PROBLEM DETAILS —
Across the listing below, count the lines that mention the string "MILLONES". Reply with the figure only.
┌────────
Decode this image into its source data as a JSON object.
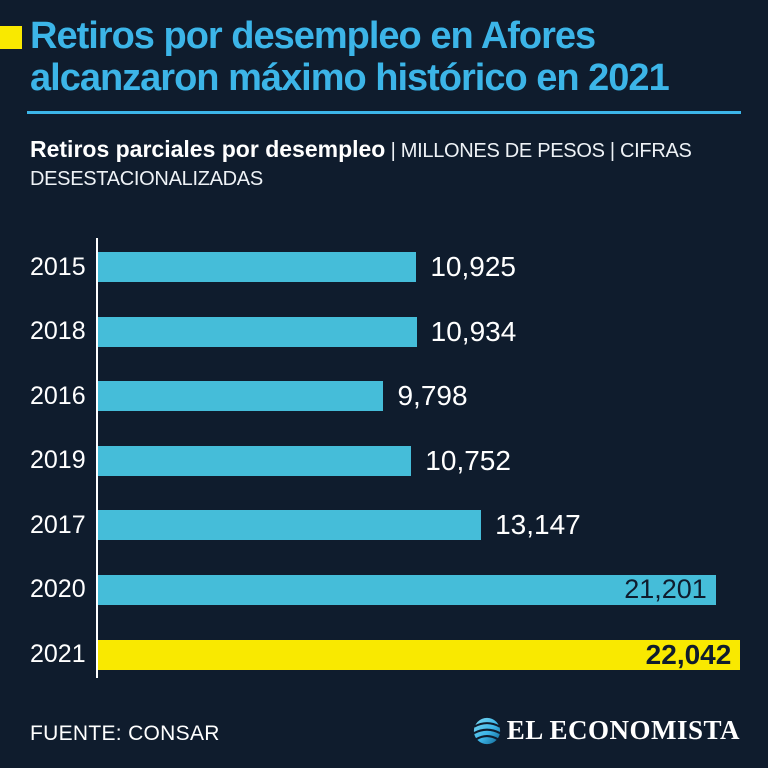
{
  "colors": {
    "background": "#0f1c2d",
    "accent_cyan": "#3cb5e8",
    "bar_cyan": "#45bdd9",
    "highlight_yellow": "#f9e900",
    "text_white": "#ffffff"
  },
  "header": {
    "title": "Retiros por desempleo en Afores alcanzaron máximo histórico en 2021",
    "subtitle_bold": "Retiros parciales por desempleo",
    "subtitle_rest": " | MILLONES DE PESOS | CIFRAS DESESTACIONALIZADAS"
  },
  "chart_data": {
    "type": "bar",
    "orientation": "horizontal",
    "title": "Retiros parciales por desempleo",
    "units": "MILLONES DE PESOS",
    "note": "CIFRAS DESESTACIONALIZADAS",
    "categories": [
      "2015",
      "2018",
      "2016",
      "2019",
      "2017",
      "2020",
      "2021"
    ],
    "values": [
      10925,
      10934,
      9798,
      10752,
      13147,
      21201,
      22042
    ],
    "value_labels": [
      "10,925",
      "10,934",
      "9,798",
      "10,752",
      "13,147",
      "21,201",
      "22,042"
    ],
    "xlim": [
      0,
      22100
    ],
    "grid": false,
    "legend": false,
    "highlight_category": "2021",
    "value_label_placement": [
      "outside",
      "outside",
      "outside",
      "outside",
      "outside",
      "inside",
      "inside"
    ]
  },
  "footer": {
    "source": "FUENTE: CONSAR",
    "brand": "EL ECONOMISTA"
  }
}
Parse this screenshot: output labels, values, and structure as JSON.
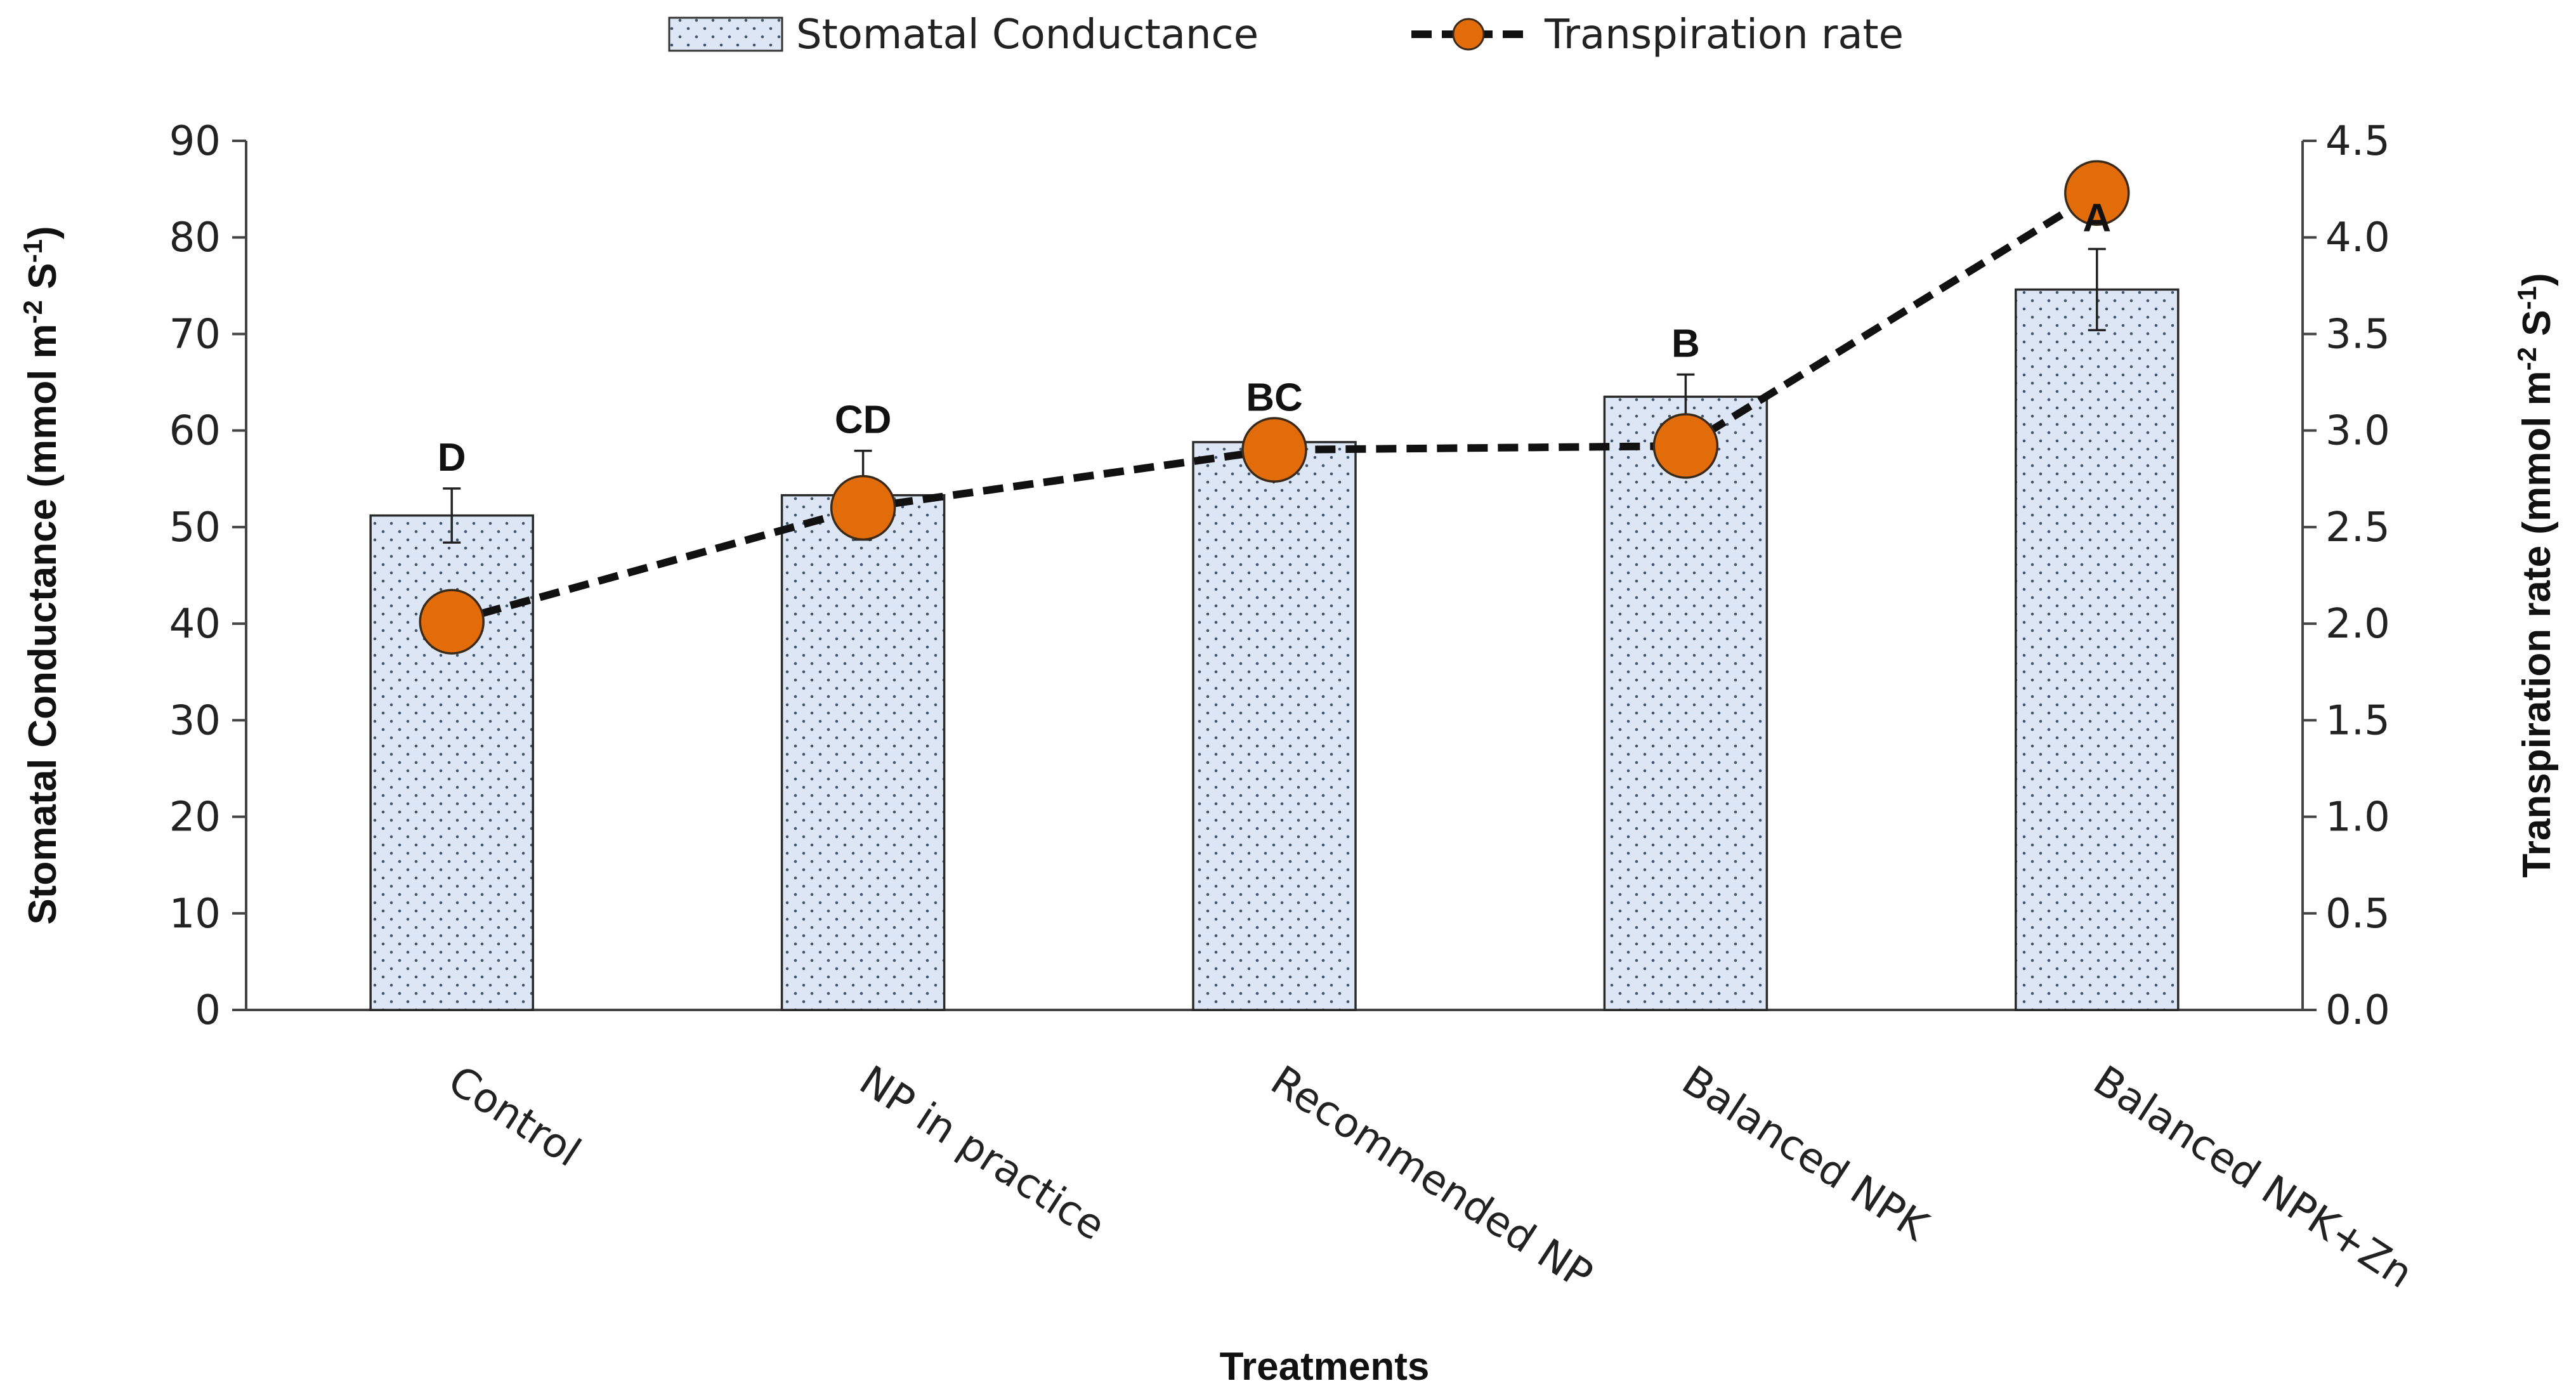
└────────
SOLUTION FOR THIS TASK —
2